### What you should do
From the entries provided below, copy each line that contains the word "here".

### Dataset records
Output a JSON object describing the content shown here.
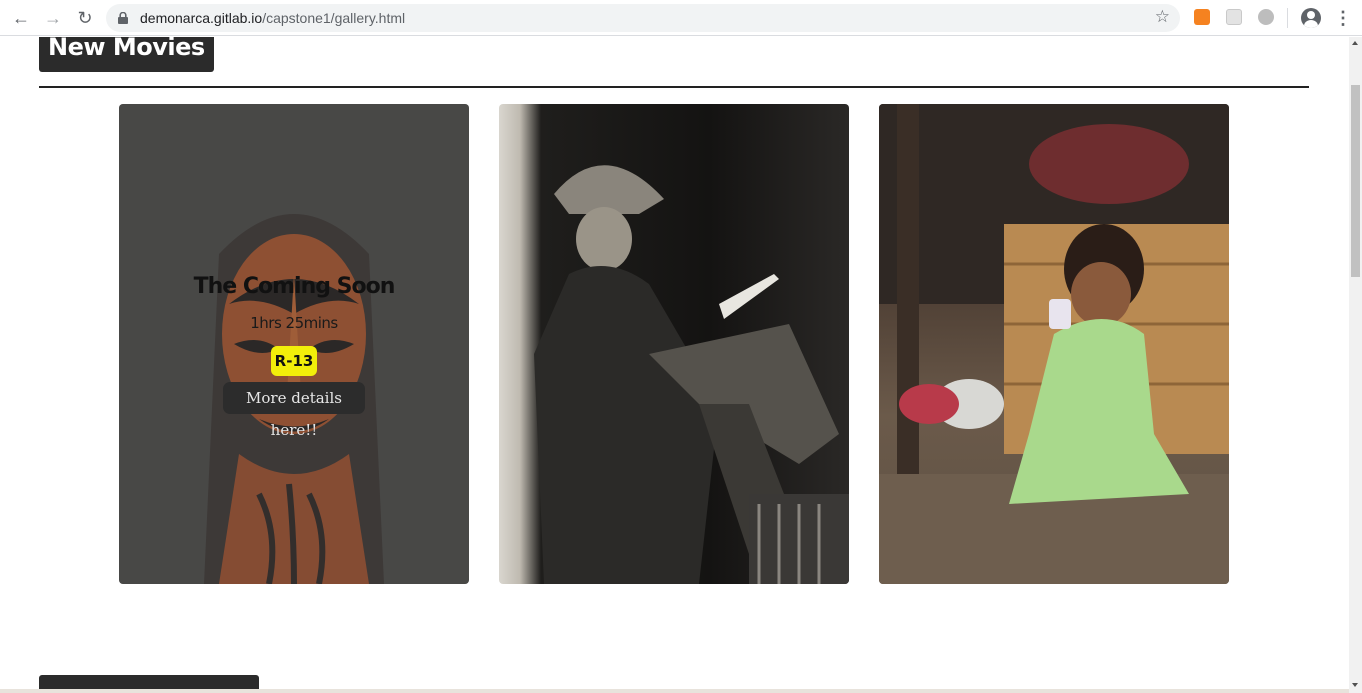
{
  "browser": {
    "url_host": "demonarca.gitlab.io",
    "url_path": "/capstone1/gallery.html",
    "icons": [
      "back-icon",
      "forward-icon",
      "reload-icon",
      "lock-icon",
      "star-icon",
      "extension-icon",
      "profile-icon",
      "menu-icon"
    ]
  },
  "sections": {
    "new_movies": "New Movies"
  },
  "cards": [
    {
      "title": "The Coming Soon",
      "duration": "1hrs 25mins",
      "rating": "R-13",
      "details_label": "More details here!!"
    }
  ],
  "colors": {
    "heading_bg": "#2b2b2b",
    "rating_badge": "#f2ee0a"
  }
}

### Completed task
Output a JSON object describing the content shown here.
      "details_label": "More details here!!"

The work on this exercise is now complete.